Write the data out again exactly, dropping any images it holds.

● **Items from a data source**
/---
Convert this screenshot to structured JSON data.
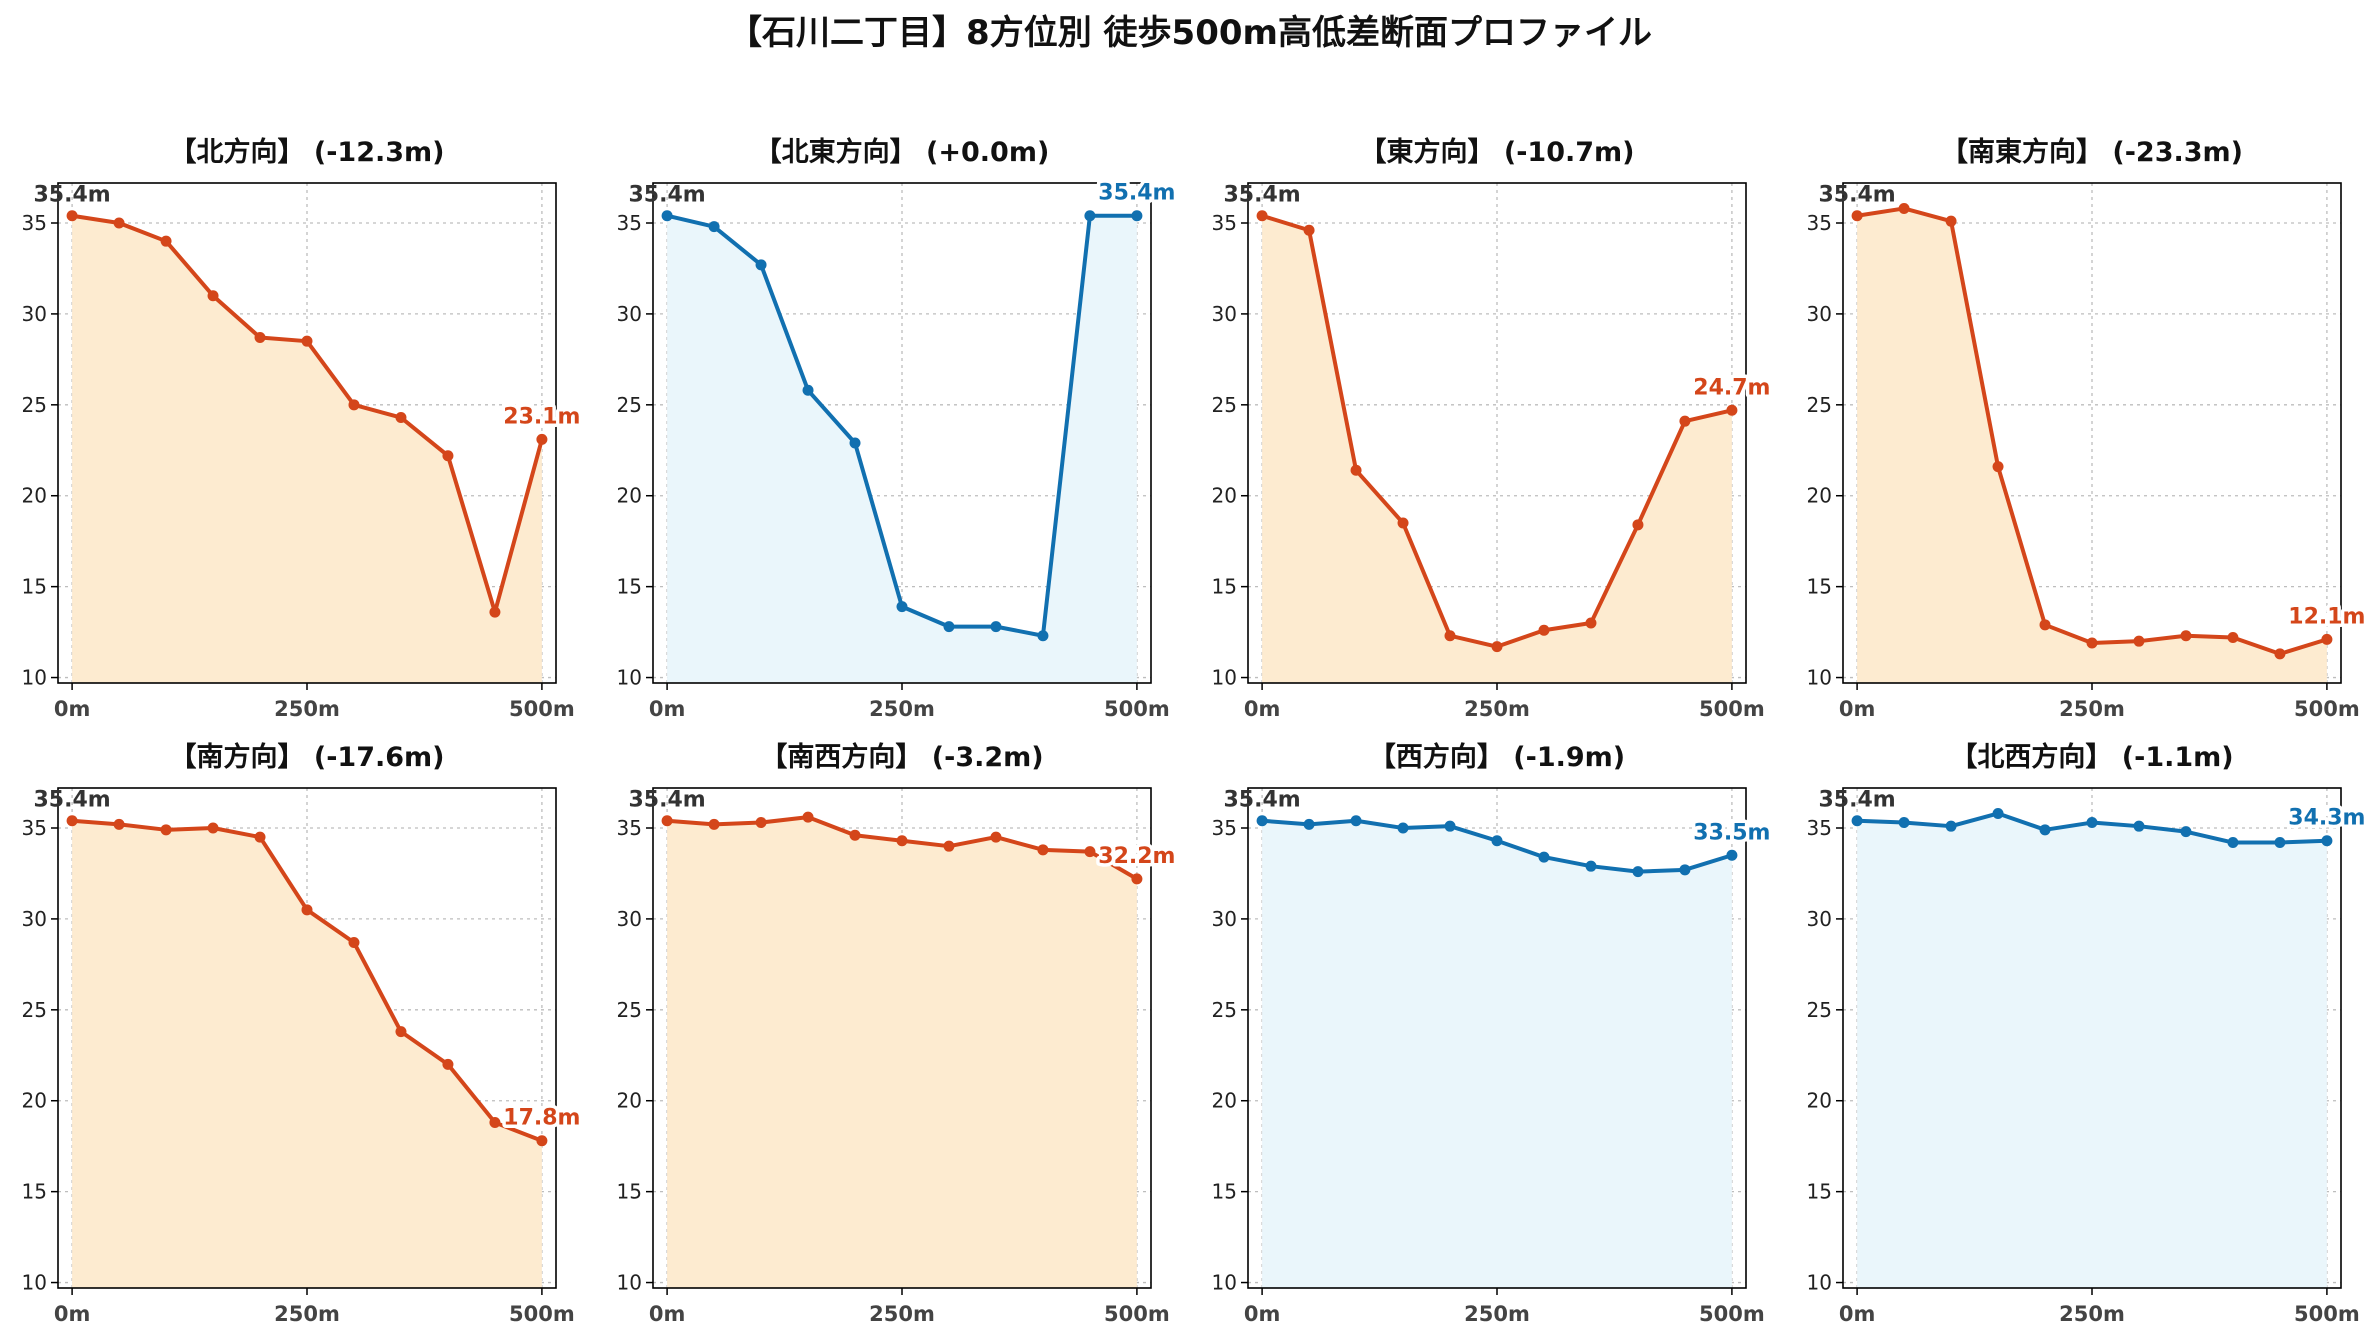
{
  "chart_data": {
    "type": "line",
    "title": "【石川二丁目】8方位別 徒歩500m高低差断面プロファイル",
    "colors": {
      "down": "#d4461a",
      "up": "#1170b0",
      "down_fill": "#fdebd0",
      "up_fill": "#eaf6fb"
    },
    "x": [
      0,
      50,
      100,
      150,
      200,
      250,
      300,
      350,
      400,
      450,
      500
    ],
    "x_ticks": [
      0,
      250,
      500
    ],
    "x_tick_labels": [
      "0m",
      "250m",
      "500m"
    ],
    "xlim": [
      -15,
      515
    ],
    "ylim": [
      9.7,
      37.2
    ],
    "y_ticks": [
      10,
      15,
      20,
      25,
      30,
      35
    ],
    "y_tick_labels": [
      "10",
      "15",
      "20",
      "25",
      "30",
      "35"
    ],
    "grid": true,
    "panels": [
      {
        "title": "【北方向】 (-12.3m)",
        "trend": "down",
        "start_label": "35.4m",
        "end_label": "23.1m",
        "values": [
          35.4,
          35.0,
          34.0,
          31.0,
          28.7,
          28.5,
          25.0,
          24.3,
          22.2,
          13.6,
          23.1
        ]
      },
      {
        "title": "【北東方向】 (+0.0m)",
        "trend": "up",
        "start_label": "35.4m",
        "end_label": "35.4m",
        "values": [
          35.4,
          34.8,
          32.7,
          25.8,
          22.9,
          13.9,
          12.8,
          12.8,
          12.3,
          35.4,
          35.4
        ]
      },
      {
        "title": "【東方向】 (-10.7m)",
        "trend": "down",
        "start_label": "35.4m",
        "end_label": "24.7m",
        "values": [
          35.4,
          34.6,
          21.4,
          18.5,
          12.3,
          11.7,
          12.6,
          13.0,
          18.4,
          24.1,
          24.7
        ]
      },
      {
        "title": "【南東方向】 (-23.3m)",
        "trend": "down",
        "start_label": "35.4m",
        "end_label": "12.1m",
        "values": [
          35.4,
          35.8,
          35.1,
          21.6,
          12.9,
          11.9,
          12.0,
          12.3,
          12.2,
          11.3,
          12.1
        ]
      },
      {
        "title": "【南方向】 (-17.6m)",
        "trend": "down",
        "start_label": "35.4m",
        "end_label": "17.8m",
        "values": [
          35.4,
          35.2,
          34.9,
          35.0,
          34.5,
          30.5,
          28.7,
          23.8,
          22.0,
          18.8,
          17.8
        ]
      },
      {
        "title": "【南西方向】 (-3.2m)",
        "trend": "down",
        "start_label": "35.4m",
        "end_label": "32.2m",
        "values": [
          35.4,
          35.2,
          35.3,
          35.6,
          34.6,
          34.3,
          34.0,
          34.5,
          33.8,
          33.7,
          32.2
        ]
      },
      {
        "title": "【西方向】 (-1.9m)",
        "trend": "up",
        "start_label": "35.4m",
        "end_label": "33.5m",
        "values": [
          35.4,
          35.2,
          35.4,
          35.0,
          35.1,
          34.3,
          33.4,
          32.9,
          32.6,
          32.7,
          33.5
        ]
      },
      {
        "title": "【北西方向】 (-1.1m)",
        "trend": "up",
        "start_label": "35.4m",
        "end_label": "34.3m",
        "values": [
          35.4,
          35.3,
          35.1,
          35.8,
          34.9,
          35.3,
          35.1,
          34.8,
          34.2,
          34.2,
          34.3
        ]
      }
    ]
  }
}
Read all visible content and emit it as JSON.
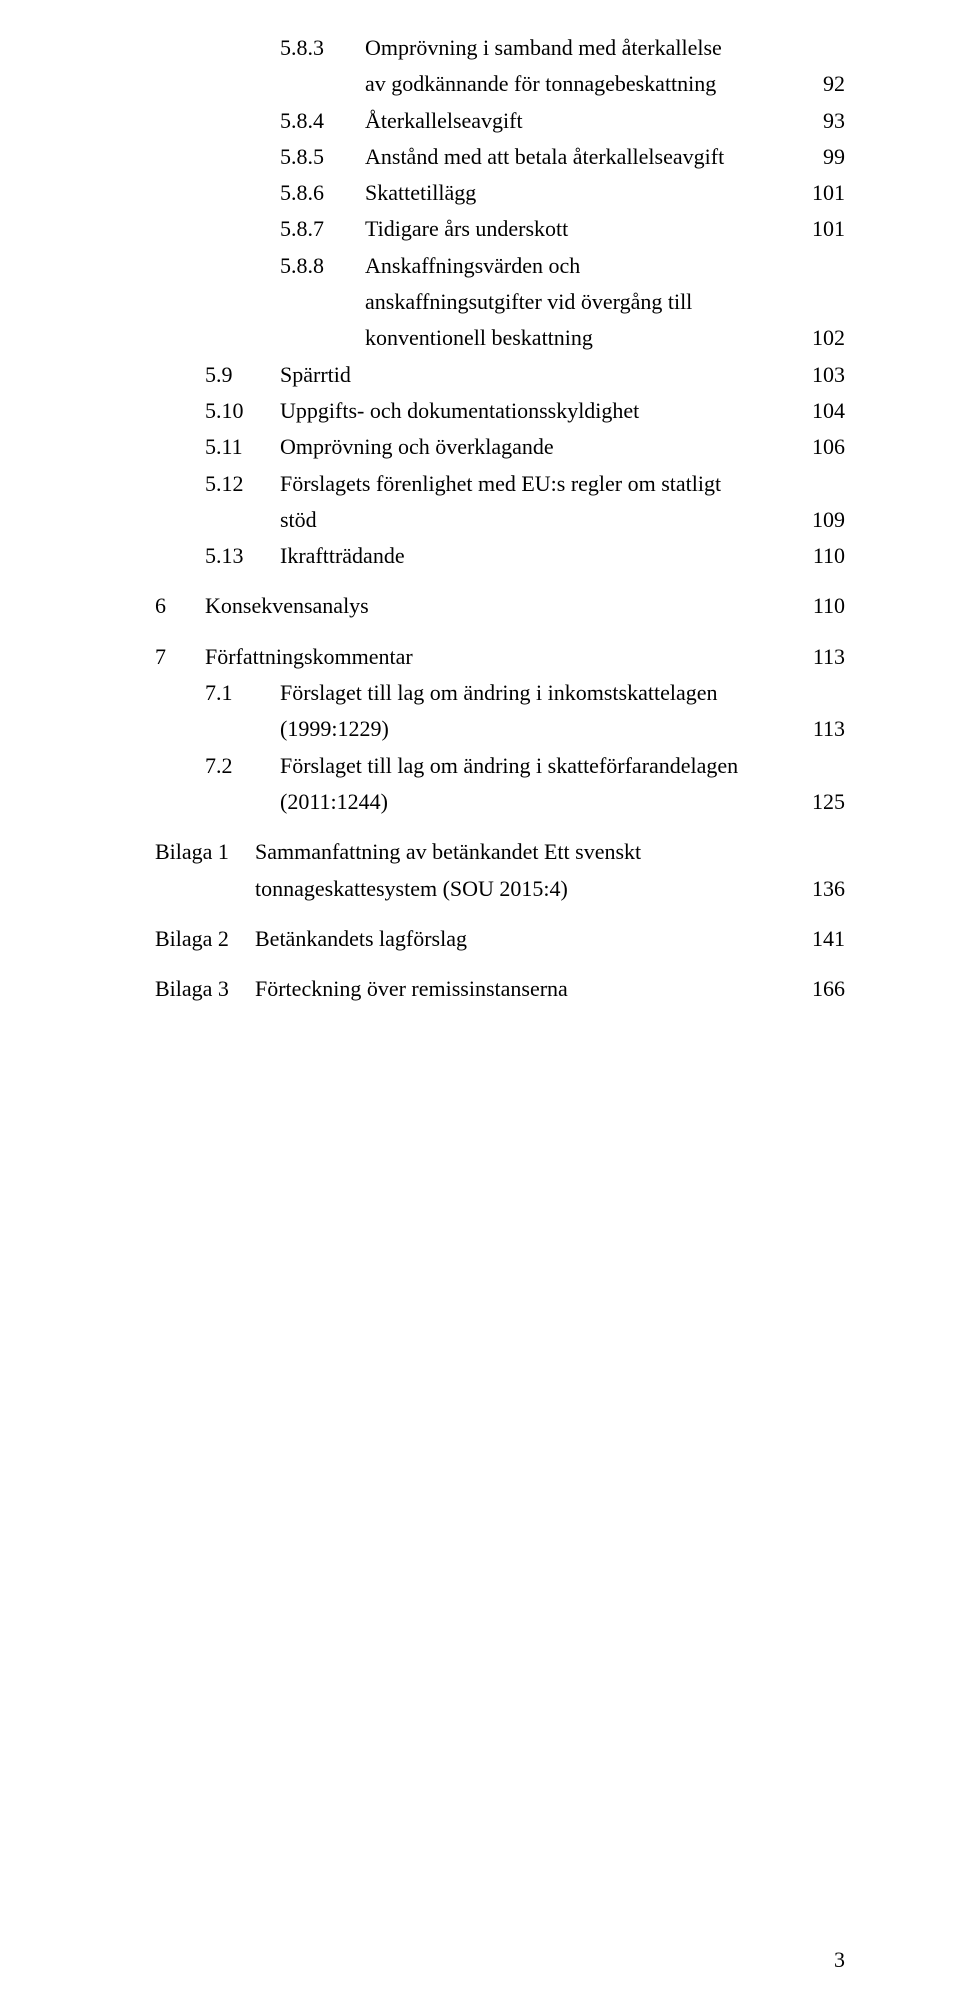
\---
● **Task answer**
Convert this screenshot to structured JSON data.
{
  "chart_data": {
    "type": "line",
    "title": "【石川二丁目】8方位別 徒歩500m高低差断面プロファイル",
    "colors": {
      "down": "#d4461a",
      "up": "#1170b0",
      "down_fill": "#fdebd0",
      "up_fill": "#eaf6fb"
    },
    "x": [
      0,
      50,
      100,
      150,
      200,
      250,
      300,
      350,
      400,
      450,
      500
    ],
    "x_ticks": [
      0,
      250,
      500
    ],
    "x_tick_labels": [
      "0m",
      "250m",
      "500m"
    ],
    "xlim": [
      -15,
      515
    ],
    "ylim": [
      9.7,
      37.2
    ],
    "y_ticks": [
      10,
      15,
      20,
      25,
      30,
      35
    ],
    "y_tick_labels": [
      "10",
      "15",
      "20",
      "25",
      "30",
      "35"
    ],
    "grid": true,
    "panels": [
      {
        "title": "【北方向】 (-12.3m)",
        "trend": "down",
        "start_label": "35.4m",
        "end_label": "23.1m",
        "values": [
          35.4,
          35.0,
          34.0,
          31.0,
          28.7,
          28.5,
          25.0,
          24.3,
          22.2,
          13.6,
          23.1
        ]
      },
      {
        "title": "【北東方向】 (+0.0m)",
        "trend": "up",
        "start_label": "35.4m",
        "end_label": "35.4m",
        "values": [
          35.4,
          34.8,
          32.7,
          25.8,
          22.9,
          13.9,
          12.8,
          12.8,
          12.3,
          35.4,
          35.4
        ]
      },
      {
        "title": "【東方向】 (-10.7m)",
        "trend": "down",
        "start_label": "35.4m",
        "end_label": "24.7m",
        "values": [
          35.4,
          34.6,
          21.4,
          18.5,
          12.3,
          11.7,
          12.6,
          13.0,
          18.4,
          24.1,
          24.7
        ]
      },
      {
        "title": "【南東方向】 (-23.3m)",
        "trend": "down",
        "start_label": "35.4m",
        "end_label": "12.1m",
        "values": [
          35.4,
          35.8,
          35.1,
          21.6,
          12.9,
          11.9,
          12.0,
          12.3,
          12.2,
          11.3,
          12.1
        ]
      },
      {
        "title": "【南方向】 (-17.6m)",
        "trend": "down",
        "start_label": "35.4m",
        "end_label": "17.8m",
        "values": [
          35.4,
          35.2,
          34.9,
          35.0,
          34.5,
          30.5,
          28.7,
          23.8,
          22.0,
          18.8,
          17.8
        ]
      },
      {
        "title": "【南西方向】 (-3.2m)",
        "trend": "down",
        "start_label": "35.4m",
        "end_label": "32.2m",
        "values": [
          35.4,
          35.2,
          35.3,
          35.6,
          34.6,
          34.3,
          34.0,
          34.5,
          33.8,
          33.7,
          32.2
        ]
      },
      {
        "title": "【西方向】 (-1.9m)",
        "trend": "up",
        "start_label": "35.4m",
        "end_label": "33.5m",
        "values": [
          35.4,
          35.2,
          35.4,
          35.0,
          35.1,
          34.3,
          33.4,
          32.9,
          32.6,
          32.7,
          33.5
        ]
      },
      {
        "title": "【北西方向】 (-1.1m)",
        "trend": "up",
        "start_label": "35.4m",
        "end_label": "34.3m",
        "values": [
          35.4,
          35.3,
          35.1,
          35.8,
          34.9,
          35.3,
          35.1,
          34.8,
          34.2,
          34.2,
          34.3
        ]
      }
    ]
  }
}
Read all visible content and emit it as JSON.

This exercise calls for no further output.